(Annotated element listings)

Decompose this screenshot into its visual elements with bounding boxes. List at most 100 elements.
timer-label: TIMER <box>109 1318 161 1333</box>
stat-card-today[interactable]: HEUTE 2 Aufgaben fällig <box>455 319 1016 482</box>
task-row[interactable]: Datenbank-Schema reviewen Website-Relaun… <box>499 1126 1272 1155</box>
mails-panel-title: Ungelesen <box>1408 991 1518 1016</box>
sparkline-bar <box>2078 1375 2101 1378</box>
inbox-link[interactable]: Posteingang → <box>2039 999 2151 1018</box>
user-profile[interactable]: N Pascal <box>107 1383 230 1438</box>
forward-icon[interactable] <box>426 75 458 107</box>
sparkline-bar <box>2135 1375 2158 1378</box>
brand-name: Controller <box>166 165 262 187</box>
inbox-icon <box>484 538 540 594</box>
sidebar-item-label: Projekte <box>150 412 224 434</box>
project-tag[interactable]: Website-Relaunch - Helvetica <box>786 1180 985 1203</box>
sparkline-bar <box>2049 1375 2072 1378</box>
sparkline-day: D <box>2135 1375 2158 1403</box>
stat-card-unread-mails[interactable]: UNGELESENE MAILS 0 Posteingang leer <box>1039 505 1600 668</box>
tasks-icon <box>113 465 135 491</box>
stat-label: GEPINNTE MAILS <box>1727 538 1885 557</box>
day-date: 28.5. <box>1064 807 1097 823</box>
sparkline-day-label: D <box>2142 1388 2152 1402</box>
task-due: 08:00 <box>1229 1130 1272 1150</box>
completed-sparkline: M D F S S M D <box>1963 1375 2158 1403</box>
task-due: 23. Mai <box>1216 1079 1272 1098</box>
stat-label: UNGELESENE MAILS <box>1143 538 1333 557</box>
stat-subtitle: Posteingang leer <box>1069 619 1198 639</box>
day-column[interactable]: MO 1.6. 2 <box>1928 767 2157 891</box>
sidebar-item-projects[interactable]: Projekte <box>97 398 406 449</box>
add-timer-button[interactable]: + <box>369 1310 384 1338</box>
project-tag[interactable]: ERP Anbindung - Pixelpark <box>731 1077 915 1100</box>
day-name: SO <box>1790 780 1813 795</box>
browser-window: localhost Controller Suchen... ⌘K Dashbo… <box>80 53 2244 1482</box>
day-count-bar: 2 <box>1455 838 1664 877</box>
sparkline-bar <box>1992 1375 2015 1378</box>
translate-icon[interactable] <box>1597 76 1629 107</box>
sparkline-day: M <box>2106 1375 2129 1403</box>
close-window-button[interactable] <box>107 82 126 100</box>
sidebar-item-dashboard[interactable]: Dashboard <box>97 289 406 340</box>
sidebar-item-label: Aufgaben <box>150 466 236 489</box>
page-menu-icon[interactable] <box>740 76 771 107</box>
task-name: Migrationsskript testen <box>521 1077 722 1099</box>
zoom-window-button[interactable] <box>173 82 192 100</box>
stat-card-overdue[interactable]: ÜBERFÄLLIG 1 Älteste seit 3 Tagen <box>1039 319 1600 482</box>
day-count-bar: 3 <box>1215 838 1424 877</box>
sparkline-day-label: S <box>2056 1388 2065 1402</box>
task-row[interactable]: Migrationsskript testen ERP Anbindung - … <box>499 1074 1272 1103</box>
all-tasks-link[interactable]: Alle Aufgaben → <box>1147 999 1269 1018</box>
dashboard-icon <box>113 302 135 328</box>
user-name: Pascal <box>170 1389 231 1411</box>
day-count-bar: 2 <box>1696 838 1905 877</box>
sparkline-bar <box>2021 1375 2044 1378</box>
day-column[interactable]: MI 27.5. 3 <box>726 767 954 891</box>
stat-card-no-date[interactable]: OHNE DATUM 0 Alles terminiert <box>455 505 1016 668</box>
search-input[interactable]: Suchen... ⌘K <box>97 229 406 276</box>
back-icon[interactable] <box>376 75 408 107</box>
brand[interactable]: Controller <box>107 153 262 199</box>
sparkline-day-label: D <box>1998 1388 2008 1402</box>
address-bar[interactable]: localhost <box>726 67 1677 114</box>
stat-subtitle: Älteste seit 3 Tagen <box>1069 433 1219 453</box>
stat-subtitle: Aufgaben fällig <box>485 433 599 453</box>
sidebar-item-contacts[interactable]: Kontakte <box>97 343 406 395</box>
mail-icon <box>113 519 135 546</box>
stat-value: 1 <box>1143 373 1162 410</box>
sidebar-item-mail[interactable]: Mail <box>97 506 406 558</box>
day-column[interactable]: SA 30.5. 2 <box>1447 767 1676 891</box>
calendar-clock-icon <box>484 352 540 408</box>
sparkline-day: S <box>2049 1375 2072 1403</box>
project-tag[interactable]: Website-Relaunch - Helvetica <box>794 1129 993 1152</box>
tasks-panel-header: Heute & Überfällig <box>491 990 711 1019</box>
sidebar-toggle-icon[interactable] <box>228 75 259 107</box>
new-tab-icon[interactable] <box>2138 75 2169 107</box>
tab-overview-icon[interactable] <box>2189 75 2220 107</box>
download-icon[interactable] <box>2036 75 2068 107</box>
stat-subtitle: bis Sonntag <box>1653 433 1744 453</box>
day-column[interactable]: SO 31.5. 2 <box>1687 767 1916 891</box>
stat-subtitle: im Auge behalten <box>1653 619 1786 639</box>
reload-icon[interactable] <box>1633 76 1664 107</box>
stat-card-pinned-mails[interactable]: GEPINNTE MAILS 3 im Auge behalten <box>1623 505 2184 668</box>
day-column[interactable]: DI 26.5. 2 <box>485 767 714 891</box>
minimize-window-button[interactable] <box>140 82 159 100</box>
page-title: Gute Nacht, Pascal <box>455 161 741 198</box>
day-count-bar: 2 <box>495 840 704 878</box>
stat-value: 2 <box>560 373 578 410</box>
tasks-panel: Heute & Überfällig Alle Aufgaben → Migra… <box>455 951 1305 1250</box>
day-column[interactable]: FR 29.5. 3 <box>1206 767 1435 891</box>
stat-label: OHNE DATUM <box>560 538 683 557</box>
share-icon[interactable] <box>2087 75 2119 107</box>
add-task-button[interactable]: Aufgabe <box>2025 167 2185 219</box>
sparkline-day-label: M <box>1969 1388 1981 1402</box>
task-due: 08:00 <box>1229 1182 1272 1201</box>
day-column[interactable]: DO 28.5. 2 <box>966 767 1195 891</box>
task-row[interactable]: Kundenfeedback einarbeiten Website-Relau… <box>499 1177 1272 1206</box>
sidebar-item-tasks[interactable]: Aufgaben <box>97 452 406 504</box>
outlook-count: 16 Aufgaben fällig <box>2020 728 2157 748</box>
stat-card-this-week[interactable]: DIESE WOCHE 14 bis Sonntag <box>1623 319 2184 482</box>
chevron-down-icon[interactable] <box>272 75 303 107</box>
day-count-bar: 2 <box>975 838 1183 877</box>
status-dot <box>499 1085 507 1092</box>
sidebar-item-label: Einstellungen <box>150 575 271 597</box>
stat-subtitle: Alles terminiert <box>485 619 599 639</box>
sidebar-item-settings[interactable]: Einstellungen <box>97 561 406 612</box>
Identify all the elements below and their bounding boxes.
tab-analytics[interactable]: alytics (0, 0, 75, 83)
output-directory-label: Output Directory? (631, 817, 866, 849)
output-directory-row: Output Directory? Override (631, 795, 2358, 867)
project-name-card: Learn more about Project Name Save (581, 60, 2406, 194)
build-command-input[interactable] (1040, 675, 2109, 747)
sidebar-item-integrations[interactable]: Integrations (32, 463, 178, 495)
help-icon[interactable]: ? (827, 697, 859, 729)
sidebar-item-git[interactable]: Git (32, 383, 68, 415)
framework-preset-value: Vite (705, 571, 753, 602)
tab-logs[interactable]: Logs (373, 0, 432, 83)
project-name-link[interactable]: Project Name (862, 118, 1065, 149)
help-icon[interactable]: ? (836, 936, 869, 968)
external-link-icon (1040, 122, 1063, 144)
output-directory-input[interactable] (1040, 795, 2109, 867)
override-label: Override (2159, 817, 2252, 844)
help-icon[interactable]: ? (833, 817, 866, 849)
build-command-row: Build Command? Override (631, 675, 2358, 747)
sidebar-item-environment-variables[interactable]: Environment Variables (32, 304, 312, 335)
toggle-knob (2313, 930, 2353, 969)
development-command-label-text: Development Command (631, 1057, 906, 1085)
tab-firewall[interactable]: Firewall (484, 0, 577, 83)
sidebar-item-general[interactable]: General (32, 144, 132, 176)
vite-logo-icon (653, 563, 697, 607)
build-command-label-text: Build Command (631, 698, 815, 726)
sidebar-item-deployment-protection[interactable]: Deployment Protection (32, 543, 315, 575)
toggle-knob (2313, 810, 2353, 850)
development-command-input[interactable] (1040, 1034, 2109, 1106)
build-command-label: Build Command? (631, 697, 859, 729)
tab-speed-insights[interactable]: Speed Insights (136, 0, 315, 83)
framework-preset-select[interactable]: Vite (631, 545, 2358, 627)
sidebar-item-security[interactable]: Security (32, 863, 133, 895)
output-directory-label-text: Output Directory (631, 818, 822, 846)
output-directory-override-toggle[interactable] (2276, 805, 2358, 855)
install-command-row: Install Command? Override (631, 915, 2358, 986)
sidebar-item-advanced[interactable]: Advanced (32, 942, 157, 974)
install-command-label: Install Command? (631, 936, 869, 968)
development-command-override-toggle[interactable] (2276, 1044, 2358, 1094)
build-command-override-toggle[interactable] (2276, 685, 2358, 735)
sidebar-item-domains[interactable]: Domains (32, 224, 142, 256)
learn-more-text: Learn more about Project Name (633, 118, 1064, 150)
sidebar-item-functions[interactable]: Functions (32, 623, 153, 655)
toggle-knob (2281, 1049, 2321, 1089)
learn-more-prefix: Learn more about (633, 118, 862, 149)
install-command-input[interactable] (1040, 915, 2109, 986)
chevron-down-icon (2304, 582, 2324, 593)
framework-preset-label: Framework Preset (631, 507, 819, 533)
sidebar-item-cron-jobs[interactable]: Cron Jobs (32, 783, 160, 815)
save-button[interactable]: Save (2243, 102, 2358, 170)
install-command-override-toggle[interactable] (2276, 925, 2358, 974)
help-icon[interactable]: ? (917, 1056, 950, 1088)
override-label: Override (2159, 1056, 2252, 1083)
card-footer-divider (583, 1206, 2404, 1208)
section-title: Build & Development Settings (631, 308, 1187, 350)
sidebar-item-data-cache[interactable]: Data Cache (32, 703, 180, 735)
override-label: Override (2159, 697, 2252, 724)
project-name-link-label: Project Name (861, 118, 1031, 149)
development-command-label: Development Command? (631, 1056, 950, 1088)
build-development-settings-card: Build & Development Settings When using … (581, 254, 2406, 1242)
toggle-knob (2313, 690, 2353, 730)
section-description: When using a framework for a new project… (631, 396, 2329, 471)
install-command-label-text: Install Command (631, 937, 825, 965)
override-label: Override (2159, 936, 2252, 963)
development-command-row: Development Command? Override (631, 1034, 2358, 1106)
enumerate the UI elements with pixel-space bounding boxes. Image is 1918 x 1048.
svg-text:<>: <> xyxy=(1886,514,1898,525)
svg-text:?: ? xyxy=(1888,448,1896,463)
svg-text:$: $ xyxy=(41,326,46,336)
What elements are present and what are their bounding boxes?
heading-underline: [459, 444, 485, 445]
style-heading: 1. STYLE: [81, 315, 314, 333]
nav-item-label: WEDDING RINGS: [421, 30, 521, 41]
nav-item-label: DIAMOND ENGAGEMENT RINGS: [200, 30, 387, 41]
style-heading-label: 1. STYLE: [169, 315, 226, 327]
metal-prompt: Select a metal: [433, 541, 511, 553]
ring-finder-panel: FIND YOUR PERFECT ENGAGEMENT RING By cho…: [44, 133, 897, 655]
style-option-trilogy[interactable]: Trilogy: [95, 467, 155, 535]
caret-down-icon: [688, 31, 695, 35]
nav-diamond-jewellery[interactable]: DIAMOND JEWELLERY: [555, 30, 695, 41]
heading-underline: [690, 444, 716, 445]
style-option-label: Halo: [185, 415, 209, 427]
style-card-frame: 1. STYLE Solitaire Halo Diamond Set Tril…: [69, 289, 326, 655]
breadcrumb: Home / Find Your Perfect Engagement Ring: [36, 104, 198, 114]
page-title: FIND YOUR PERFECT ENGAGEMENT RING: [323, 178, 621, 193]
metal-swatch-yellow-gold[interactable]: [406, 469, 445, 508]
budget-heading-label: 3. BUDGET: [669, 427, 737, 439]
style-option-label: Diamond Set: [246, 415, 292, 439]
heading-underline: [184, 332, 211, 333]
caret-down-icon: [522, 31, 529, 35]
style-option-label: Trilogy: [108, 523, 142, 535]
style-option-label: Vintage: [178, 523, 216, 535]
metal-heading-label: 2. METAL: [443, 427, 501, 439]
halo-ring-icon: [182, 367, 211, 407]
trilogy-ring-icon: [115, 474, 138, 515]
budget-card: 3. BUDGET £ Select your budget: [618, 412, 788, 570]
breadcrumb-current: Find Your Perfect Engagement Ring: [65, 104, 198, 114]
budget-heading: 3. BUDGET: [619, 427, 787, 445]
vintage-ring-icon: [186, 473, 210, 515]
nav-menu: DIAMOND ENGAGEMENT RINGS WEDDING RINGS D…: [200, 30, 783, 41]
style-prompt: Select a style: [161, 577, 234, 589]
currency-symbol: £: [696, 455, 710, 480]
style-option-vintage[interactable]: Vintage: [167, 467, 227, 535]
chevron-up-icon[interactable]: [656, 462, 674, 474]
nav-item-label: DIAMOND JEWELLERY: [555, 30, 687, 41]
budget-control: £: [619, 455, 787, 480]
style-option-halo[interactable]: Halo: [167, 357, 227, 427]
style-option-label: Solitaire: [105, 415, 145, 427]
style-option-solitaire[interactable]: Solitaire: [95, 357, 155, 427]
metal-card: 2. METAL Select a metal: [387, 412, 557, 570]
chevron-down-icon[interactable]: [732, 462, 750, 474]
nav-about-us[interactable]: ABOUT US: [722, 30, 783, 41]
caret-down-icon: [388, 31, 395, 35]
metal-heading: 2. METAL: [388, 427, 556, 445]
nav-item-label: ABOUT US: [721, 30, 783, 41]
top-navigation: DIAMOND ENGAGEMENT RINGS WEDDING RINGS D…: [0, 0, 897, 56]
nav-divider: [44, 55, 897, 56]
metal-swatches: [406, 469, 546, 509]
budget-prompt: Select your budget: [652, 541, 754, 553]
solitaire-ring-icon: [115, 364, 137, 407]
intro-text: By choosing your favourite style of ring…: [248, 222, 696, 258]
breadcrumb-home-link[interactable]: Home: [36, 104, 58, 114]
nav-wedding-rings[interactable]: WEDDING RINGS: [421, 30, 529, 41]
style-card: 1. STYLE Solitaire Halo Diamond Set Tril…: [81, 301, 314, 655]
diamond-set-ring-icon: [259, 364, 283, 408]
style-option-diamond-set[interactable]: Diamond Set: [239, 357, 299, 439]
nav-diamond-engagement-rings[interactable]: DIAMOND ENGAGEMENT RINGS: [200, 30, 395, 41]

# PROBLEM TO SOLVE
Rewrite the records, starting at their beginning and ending with the line that contains "sparkline-day-label: D <box>2142", substituting "Dashboard" for "Controller" and changing nothing else.

# RESULT OF THE TASK
Decompose this screenshot into its visual elements with bounding boxes. List at most 100 elements.
timer-label: TIMER <box>109 1318 161 1333</box>
stat-card-today[interactable]: HEUTE 2 Aufgaben fällig <box>455 319 1016 482</box>
task-row[interactable]: Datenbank-Schema reviewen Website-Relaun… <box>499 1126 1272 1155</box>
mails-panel-title: Ungelesen <box>1408 991 1518 1016</box>
sparkline-bar <box>2078 1375 2101 1378</box>
inbox-link[interactable]: Posteingang → <box>2039 999 2151 1018</box>
user-profile[interactable]: N Pascal <box>107 1383 230 1438</box>
forward-icon[interactable] <box>426 75 458 107</box>
sparkline-bar <box>2135 1375 2158 1378</box>
brand-name: Dashboard <box>166 165 262 187</box>
inbox-icon <box>484 538 540 594</box>
sidebar-item-label: Projekte <box>150 412 224 434</box>
project-tag[interactable]: Website-Relaunch - Helvetica <box>786 1180 985 1203</box>
sparkline-bar <box>2049 1375 2072 1378</box>
sparkline-day: D <box>2135 1375 2158 1403</box>
stat-card-unread-mails[interactable]: UNGELESENE MAILS 0 Posteingang leer <box>1039 505 1600 668</box>
tasks-icon <box>113 465 135 491</box>
stat-label: GEPINNTE MAILS <box>1727 538 1885 557</box>
day-date: 28.5. <box>1064 807 1097 823</box>
sparkline-day-label: D <box>2142 1388 2152 1402</box>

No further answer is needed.